= Material for this exercise =
§

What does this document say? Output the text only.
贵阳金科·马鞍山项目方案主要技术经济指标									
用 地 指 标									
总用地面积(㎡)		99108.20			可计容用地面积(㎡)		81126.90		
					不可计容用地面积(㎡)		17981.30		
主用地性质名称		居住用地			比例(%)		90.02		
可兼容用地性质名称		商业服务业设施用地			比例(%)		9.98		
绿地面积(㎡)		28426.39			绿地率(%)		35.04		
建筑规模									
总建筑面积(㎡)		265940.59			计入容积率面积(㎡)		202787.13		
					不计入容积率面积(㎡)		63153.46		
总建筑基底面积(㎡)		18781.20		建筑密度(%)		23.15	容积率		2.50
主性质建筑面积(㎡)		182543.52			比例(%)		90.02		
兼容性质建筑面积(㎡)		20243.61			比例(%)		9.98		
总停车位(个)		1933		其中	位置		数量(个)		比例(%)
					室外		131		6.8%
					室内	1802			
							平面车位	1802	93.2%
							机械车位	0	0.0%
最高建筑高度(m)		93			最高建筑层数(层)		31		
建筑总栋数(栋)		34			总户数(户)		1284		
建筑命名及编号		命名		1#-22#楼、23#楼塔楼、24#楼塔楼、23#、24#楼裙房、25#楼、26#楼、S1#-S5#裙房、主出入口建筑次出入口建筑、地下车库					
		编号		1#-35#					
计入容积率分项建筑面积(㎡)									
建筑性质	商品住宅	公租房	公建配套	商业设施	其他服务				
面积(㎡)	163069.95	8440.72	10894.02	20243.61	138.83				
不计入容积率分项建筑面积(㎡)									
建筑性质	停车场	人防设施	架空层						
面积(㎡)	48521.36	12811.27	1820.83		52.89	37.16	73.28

§

= Required work =
Check each line above for the string "建筑性质", then copy the ones that have it.

= Solution to the exercise =
建筑性质	商品住宅	公租房	公建配套	商业设施	其他服务				
建筑性质	停车场	人防设施	架空层						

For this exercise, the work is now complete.